* _Exercise directions_
List every email address that appears in the mailing-list message below.

* _Passage shown_
:::

- From: Vincent Hardy <vhardy@adobe.com>
- Date: Fri, 13 May 2011 19:20:18 -0700
- To: David Hyatt <hyatt@apple.com>
- CC: "www-style@w3.org CSS" <www-style@w3.org>
On May 13, 2011, at 3:01 PM, David Hyatt wrote: > On May 13, 2011, at 4:08 PM, Vincent Hardy wrote: > >> No, my concern is to separate out issues: one is to scope selectors that only apply to elements flowed in a region (which @region-style <region-sel> accomplishes), the other being the selection of elements (or lines) and the last one is extensibility. >> >> I like the idea of having a ::lines-in-region pseudo element and I think it expresses the selection part really well. For extensibility, I would like that we would do something like: >> >> @region-style <region_sel> { >> h1:before { >> content: "(continued)"; >> } >> } >> >> in the future. To be able to have richer region styling in the future, I think we need to have a scoping syntax. I would prefer an @ rule over putting the additional scoping on individual selectors. For my previous example, we would otherwise have to write something like: >> >> h1:before-in-region(<region_sel>) {} >> >> or something of that sort. > > Another idea might be to add a scoping qualifier that says you're only styling lines, > > @region-style lines <region_sel> > { > h1 { color: red; font-size: larger } /* Only applies to the lines of h1 */ > } > > Then in the future we could say that the keyword is optional and/or introduce new types that might support different property subsets, e.g., > > @region-style all <region_sel> > { > } > > or just > > @region-style <region_sel> > { > } Yes, that sounds good and provides both scoping and room for future extension. > > You still have the computed style issue to deal with here though. You'd need a new method like getComputedRegionStyle that could indicate what you're asking for (the lines in a particular region). That's one advantage of the ::lines-in-region() pseudo-element syntax. It works with the existing CSS OM. One idea that came up in internal discussions here is to say that selectors in an @region rule would only work, for elements, if the element is fully in the region. So for example, if we had: @region <region-A-sel> { #div_1 {} #div_2 {} } and assuming that div_1 is fully in region-A and div_2 is split over region-A and region-B, only the #div_1 selector would actually be a match. Our feeling is that if you combine this with the lines selectors, we would get the effects we want and not introduce a computed style for a div that is different depending on the region. Vincent.

:::

* _Extracted records_
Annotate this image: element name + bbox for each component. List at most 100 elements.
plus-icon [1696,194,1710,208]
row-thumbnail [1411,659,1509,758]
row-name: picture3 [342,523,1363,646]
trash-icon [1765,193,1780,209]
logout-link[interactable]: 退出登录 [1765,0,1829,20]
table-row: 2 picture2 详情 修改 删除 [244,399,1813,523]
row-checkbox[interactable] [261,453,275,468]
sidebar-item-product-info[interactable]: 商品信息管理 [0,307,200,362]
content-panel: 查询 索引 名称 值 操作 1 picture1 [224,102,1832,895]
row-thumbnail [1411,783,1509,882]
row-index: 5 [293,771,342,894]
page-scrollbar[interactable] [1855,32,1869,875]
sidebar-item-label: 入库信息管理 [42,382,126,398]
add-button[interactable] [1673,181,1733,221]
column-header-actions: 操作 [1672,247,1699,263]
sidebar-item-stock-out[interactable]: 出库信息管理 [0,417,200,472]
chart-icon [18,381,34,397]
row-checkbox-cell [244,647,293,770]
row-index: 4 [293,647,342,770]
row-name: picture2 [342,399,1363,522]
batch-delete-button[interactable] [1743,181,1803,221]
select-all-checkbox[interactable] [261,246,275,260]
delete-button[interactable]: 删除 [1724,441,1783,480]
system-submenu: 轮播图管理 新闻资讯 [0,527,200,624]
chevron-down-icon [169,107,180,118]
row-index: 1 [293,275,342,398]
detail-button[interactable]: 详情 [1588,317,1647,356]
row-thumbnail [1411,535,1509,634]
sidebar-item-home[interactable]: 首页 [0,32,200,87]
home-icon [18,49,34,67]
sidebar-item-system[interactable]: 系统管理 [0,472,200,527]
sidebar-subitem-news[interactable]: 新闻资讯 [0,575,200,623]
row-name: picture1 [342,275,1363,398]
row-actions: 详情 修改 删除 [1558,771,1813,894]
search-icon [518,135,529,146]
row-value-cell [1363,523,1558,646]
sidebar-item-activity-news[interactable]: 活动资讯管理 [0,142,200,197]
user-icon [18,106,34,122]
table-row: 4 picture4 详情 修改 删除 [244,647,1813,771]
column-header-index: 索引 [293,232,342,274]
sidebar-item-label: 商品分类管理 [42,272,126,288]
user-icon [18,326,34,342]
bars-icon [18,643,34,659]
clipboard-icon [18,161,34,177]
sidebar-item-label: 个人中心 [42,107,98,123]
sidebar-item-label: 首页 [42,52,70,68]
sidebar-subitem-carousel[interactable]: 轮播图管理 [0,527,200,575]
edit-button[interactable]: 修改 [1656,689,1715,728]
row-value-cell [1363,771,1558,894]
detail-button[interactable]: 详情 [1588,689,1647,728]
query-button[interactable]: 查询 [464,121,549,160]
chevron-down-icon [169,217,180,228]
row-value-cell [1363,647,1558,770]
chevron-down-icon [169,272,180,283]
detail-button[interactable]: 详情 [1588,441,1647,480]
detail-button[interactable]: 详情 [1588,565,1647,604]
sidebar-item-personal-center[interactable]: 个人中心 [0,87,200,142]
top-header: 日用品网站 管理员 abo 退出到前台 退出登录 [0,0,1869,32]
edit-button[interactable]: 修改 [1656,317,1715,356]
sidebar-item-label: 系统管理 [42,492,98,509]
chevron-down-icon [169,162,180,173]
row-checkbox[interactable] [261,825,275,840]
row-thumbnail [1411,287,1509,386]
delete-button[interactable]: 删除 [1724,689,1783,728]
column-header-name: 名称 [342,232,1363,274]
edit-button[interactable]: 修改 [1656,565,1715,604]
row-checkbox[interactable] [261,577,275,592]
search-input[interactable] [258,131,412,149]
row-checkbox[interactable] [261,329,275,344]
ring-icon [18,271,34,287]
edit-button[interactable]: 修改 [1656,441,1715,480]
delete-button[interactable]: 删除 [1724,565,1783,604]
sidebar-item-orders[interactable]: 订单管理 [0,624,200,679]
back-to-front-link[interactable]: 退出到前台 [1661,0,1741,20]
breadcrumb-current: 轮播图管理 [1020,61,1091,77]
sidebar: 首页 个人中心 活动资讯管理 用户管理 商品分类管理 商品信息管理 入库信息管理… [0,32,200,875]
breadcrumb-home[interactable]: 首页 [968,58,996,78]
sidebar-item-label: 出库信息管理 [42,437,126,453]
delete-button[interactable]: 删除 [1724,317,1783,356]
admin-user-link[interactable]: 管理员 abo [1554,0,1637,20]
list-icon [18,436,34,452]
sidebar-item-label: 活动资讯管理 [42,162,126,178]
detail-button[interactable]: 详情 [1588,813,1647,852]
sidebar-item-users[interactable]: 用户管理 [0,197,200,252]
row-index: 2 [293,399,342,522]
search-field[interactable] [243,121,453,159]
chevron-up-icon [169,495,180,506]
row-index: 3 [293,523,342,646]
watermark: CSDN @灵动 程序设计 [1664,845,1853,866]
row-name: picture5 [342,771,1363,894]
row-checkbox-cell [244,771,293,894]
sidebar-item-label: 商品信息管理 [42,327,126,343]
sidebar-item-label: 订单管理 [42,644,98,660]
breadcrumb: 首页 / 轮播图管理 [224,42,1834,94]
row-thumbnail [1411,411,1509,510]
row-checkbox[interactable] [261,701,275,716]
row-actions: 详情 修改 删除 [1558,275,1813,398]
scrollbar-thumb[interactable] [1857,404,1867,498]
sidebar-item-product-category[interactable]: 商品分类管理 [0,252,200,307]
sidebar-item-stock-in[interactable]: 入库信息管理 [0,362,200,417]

:::

* _Reply_
vhardy@adobe.com
hyatt@apple.com
www-style@w3.org